### Exercise details
Recast these records as a Markdown table with the columns Row and Line. Number each line in Row, put the line itself in Line, and leave out blank lines.

## start Records for processing

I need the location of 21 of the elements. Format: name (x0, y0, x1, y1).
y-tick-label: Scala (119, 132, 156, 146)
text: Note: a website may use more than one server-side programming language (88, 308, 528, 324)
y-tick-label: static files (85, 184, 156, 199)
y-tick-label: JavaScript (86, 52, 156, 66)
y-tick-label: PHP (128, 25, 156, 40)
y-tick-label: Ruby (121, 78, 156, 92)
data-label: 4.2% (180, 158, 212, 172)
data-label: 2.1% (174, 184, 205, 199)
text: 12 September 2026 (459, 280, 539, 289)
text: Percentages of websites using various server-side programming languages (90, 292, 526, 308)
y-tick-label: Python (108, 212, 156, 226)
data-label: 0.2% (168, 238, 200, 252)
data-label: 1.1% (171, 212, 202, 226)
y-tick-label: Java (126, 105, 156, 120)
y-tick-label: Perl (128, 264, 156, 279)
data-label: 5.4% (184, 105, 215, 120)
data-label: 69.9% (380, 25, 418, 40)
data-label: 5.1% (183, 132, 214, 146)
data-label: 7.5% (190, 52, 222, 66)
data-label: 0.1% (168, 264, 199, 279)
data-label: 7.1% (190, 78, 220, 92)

## end Records for processing

### Reply to the task
| Row | Line |
|---|---|
| 1 | I need the location of 21 of the elements. Format: name (x0, y0, x1, y1). |
| 2 | y-tick-label: Scala (119, 132, 156, 146) |
| 3 | text: Note: a website may use more than one server-side programming language (88, 308, 528, 324) |
| 4 | y-tick-label: static files (85, 184, 156, 199) |
| 5 | y-tick-label: JavaScript (86, 52, 156, 66) |
| 6 | y-tick-label: PHP (128, 25, 156, 40) |
| 7 | y-tick-label: Ruby (121, 78, 156, 92) |
| 8 | data-label: 4.2% (180, 158, 212, 172) |
| 9 | data-label: 2.1% (174, 184, 205, 199) |
| 10 | text: 12 September 2026 (459, 280, 539, 289) |
| 11 | text: Percentages of websites using various server-side programming languages (90, 292, 526, 308) |
| 12 | y-tick-label: Python (108, 212, 156, 226) |
| 13 | data-label: 0.2% (168, 238, 200, 252) |
| 14 | data-label: 1.1% (171, 212, 202, 226) |
| 15 | y-tick-label: Java (126, 105, 156, 120) |
| 16 | y-tick-label: Perl (128, 264, 156, 279) |
| 17 | data-label: 5.4% (184, 105, 215, 120) |
| 18 | data-label: 69.9% (380, 25, 418, 40) |
| 19 | data-label: 5.1% (183, 132, 214, 146) |
| 20 | data-label: 7.5% (190, 52, 222, 66) |
| 21 | data-label: 0.1% (168, 264, 199, 279) |
| 22 | data-label: 7.1% (190, 78, 220, 92) |